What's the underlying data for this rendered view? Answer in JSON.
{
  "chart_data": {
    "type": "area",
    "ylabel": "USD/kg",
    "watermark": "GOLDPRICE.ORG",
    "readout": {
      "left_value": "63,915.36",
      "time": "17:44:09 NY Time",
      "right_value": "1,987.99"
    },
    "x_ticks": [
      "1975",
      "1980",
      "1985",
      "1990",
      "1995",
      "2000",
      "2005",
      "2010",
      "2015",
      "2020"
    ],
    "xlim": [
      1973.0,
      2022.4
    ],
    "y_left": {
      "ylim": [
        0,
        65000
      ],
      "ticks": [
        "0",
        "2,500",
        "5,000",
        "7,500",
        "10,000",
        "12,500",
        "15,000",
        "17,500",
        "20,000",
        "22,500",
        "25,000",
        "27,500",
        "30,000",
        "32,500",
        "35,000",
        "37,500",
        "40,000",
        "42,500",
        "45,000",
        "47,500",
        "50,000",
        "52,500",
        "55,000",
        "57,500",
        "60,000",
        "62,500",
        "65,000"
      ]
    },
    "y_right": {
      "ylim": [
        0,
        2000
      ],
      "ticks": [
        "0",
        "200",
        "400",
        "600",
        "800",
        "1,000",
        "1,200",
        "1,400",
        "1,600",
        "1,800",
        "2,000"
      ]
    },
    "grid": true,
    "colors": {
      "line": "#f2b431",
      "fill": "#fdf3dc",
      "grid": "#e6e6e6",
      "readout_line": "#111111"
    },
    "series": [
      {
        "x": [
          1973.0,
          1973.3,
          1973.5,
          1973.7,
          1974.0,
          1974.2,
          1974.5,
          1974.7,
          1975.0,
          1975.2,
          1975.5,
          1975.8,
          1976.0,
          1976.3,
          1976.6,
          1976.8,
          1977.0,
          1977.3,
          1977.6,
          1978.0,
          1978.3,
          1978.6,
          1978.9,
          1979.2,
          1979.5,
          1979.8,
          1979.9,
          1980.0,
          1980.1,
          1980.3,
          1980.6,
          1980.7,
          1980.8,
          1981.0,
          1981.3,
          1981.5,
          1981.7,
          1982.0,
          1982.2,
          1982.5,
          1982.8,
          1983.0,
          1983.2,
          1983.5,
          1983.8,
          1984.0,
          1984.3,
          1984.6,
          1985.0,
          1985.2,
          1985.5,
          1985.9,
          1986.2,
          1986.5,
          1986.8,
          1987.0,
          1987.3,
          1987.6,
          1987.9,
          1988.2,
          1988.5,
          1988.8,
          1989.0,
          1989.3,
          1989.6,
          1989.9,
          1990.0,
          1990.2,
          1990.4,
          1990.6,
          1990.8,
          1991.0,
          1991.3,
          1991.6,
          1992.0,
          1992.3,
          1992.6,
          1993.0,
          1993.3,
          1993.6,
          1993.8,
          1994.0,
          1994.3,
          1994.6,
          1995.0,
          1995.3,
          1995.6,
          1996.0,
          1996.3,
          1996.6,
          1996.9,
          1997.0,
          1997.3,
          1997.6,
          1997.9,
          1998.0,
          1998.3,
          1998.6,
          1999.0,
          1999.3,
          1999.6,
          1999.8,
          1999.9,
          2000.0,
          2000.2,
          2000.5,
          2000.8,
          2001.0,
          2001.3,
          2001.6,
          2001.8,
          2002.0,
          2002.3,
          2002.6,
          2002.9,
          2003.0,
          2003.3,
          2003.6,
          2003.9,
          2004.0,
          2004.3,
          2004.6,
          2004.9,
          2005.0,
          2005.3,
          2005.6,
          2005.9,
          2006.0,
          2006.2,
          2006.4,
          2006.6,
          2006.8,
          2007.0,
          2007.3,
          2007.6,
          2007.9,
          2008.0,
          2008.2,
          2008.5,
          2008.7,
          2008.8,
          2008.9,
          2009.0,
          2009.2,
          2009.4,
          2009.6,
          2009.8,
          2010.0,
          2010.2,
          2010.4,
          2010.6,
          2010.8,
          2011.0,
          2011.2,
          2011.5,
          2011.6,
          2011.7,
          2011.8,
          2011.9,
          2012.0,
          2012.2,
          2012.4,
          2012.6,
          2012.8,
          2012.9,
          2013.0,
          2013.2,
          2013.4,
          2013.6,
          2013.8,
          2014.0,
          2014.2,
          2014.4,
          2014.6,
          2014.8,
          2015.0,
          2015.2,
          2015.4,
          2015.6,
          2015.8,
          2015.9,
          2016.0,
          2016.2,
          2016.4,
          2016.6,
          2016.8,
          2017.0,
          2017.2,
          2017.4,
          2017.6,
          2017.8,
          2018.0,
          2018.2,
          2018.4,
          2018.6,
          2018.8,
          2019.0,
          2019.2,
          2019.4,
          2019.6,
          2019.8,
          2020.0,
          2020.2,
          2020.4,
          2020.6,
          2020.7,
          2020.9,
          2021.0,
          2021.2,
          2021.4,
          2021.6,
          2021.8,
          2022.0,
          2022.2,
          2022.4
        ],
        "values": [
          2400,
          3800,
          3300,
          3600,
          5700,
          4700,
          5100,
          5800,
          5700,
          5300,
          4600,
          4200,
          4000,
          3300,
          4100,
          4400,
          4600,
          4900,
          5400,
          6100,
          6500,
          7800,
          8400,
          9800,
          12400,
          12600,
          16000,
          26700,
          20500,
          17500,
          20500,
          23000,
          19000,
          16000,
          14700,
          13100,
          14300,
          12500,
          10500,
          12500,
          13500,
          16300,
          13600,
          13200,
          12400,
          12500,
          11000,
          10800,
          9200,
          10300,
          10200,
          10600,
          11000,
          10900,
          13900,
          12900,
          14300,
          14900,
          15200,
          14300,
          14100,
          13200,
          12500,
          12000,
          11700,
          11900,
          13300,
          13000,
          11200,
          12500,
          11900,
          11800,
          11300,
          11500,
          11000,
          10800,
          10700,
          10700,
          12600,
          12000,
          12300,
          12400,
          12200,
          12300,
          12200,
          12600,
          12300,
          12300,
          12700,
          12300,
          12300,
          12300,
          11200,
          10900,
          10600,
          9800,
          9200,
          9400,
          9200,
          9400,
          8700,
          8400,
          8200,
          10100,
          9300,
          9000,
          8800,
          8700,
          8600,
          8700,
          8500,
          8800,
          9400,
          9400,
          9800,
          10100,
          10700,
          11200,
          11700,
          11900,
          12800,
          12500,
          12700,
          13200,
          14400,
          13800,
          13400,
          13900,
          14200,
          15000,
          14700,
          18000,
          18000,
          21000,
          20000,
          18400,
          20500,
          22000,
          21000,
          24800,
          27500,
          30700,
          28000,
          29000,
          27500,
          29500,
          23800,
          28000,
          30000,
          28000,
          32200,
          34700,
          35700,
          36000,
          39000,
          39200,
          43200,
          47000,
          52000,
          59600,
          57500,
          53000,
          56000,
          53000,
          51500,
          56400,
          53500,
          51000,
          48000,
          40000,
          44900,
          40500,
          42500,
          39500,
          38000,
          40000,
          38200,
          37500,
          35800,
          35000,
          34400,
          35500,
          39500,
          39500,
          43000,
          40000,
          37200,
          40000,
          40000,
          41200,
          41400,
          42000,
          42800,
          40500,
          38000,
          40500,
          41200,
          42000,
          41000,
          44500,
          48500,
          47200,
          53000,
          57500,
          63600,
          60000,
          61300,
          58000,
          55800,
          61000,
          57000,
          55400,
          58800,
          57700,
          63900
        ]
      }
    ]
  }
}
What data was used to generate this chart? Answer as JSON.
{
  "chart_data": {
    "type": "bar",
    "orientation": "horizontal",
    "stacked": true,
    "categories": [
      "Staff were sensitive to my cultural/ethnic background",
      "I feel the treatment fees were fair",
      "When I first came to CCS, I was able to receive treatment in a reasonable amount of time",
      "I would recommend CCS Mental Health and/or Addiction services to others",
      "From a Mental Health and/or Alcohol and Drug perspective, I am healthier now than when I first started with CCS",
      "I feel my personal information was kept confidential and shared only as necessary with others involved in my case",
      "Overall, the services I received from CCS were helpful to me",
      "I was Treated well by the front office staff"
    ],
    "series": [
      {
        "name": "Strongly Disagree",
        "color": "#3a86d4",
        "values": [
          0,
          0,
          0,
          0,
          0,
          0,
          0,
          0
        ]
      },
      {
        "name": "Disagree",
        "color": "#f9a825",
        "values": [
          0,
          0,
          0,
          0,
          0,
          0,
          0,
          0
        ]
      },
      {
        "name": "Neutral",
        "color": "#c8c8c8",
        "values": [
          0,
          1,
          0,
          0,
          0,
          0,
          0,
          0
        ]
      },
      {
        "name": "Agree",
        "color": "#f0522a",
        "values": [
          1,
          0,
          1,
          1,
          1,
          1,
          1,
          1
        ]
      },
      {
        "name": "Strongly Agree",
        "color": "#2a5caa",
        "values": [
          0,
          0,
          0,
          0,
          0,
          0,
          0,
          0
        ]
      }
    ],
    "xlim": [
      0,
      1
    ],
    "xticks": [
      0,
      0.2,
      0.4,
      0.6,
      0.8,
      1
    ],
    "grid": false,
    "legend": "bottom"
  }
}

**What needs to be done**. Extract each line from the listing that holds the word "Health".

**Result of the exercise**.
      "I would recommend CCS Mental Health and/or Addiction services to others",
      "From a Mental Health and/or Alcohol and Drug perspective, I am healthier now than when I first started with CCS",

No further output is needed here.